THE EXERCISE -> Filter for the word "this" and keep each matching line.

DATA EXCERPTS ->
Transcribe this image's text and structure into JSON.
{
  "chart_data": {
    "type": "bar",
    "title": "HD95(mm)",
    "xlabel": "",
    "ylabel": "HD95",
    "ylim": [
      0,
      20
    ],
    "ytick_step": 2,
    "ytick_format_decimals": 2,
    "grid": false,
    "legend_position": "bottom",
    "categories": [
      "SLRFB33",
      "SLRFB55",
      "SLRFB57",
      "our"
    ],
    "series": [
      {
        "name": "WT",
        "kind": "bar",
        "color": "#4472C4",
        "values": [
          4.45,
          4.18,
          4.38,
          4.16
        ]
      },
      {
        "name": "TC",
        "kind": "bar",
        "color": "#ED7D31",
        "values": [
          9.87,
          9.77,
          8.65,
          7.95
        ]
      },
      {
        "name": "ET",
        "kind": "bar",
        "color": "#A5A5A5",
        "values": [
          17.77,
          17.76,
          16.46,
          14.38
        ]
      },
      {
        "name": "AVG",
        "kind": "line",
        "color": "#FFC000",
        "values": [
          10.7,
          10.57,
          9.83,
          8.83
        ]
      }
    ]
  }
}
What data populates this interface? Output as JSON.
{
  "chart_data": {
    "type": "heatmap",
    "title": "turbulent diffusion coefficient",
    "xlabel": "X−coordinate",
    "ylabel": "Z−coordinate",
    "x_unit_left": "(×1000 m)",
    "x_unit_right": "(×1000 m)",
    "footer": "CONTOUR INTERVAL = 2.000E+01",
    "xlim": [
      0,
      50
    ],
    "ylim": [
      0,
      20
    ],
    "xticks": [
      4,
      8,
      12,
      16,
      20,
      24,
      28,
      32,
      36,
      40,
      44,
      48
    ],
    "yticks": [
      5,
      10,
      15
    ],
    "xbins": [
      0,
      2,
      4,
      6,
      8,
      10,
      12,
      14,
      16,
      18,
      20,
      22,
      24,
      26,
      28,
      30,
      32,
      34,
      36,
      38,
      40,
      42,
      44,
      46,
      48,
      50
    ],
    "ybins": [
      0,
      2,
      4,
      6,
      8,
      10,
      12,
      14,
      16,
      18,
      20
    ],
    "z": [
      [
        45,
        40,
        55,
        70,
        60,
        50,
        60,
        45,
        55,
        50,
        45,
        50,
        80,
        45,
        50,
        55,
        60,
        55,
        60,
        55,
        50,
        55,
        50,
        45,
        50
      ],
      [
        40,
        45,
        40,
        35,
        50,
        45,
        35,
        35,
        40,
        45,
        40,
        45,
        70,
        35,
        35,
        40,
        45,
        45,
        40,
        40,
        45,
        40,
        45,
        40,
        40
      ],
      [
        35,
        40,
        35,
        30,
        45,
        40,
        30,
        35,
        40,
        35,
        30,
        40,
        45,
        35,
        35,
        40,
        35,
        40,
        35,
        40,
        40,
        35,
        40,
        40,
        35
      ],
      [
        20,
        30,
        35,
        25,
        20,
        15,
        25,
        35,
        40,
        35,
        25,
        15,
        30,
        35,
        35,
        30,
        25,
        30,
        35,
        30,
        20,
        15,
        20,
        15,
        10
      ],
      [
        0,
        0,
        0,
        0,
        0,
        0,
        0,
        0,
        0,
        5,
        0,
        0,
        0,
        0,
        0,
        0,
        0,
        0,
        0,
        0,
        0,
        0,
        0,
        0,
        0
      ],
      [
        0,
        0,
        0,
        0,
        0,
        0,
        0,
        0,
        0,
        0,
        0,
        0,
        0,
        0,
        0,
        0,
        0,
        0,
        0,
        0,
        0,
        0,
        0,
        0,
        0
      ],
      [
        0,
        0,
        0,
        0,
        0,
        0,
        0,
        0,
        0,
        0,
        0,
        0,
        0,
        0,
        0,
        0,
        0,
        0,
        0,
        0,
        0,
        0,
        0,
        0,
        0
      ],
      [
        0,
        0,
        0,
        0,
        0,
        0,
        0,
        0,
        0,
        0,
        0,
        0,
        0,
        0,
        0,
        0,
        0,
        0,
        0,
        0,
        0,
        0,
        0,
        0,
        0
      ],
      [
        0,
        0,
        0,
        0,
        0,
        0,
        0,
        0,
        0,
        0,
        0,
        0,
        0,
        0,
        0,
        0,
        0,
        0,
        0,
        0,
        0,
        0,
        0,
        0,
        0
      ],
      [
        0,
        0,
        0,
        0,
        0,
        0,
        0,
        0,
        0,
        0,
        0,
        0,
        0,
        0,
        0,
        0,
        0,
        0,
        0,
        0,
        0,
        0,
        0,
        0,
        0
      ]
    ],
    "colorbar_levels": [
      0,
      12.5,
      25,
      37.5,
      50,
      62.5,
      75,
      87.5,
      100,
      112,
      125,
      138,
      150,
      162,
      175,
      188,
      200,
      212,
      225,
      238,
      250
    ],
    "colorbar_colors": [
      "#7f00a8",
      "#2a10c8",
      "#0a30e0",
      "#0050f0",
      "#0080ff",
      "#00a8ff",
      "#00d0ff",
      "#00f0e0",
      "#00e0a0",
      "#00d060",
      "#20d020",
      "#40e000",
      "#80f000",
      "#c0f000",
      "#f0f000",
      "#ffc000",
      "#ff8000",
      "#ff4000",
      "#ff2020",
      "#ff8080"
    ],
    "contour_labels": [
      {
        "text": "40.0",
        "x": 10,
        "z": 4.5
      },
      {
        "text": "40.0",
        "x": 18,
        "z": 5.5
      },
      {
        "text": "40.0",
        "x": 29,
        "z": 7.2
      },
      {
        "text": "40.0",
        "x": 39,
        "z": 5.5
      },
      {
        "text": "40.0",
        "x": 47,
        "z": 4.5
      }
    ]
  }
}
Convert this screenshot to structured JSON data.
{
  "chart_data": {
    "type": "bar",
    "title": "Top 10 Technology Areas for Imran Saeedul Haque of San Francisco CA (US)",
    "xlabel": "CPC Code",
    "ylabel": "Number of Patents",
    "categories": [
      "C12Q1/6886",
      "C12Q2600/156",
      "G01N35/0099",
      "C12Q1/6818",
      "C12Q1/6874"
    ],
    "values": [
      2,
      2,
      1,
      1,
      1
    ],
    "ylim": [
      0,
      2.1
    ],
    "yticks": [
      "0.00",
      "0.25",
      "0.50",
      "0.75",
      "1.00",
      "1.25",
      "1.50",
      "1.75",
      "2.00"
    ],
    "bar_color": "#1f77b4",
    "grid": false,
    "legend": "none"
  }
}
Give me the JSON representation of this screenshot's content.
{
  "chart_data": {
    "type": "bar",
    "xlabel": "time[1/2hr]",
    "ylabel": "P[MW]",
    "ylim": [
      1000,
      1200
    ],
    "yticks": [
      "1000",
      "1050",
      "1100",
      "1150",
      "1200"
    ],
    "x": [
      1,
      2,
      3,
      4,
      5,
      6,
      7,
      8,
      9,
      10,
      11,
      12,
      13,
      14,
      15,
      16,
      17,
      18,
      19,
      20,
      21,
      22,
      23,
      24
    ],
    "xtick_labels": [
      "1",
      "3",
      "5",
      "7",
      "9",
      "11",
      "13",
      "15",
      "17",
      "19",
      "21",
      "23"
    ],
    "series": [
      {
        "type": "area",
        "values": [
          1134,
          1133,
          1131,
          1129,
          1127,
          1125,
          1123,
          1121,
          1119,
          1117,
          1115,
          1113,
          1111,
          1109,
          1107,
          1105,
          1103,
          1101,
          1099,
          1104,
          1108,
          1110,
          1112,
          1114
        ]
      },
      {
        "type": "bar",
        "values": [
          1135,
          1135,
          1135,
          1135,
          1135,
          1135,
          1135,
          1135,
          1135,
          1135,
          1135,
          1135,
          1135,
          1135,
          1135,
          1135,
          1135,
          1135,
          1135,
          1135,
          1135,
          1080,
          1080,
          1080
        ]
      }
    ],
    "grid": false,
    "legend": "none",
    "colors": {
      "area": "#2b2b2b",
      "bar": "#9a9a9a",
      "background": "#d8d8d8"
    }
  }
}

COMPLETE ANSWER ->
Transcribe this image's text and structure into JSON.
What data populates this interface? Output as JSON.
Convert this screenshot to structured JSON data.
Give me the JSON representation of this screenshot's content.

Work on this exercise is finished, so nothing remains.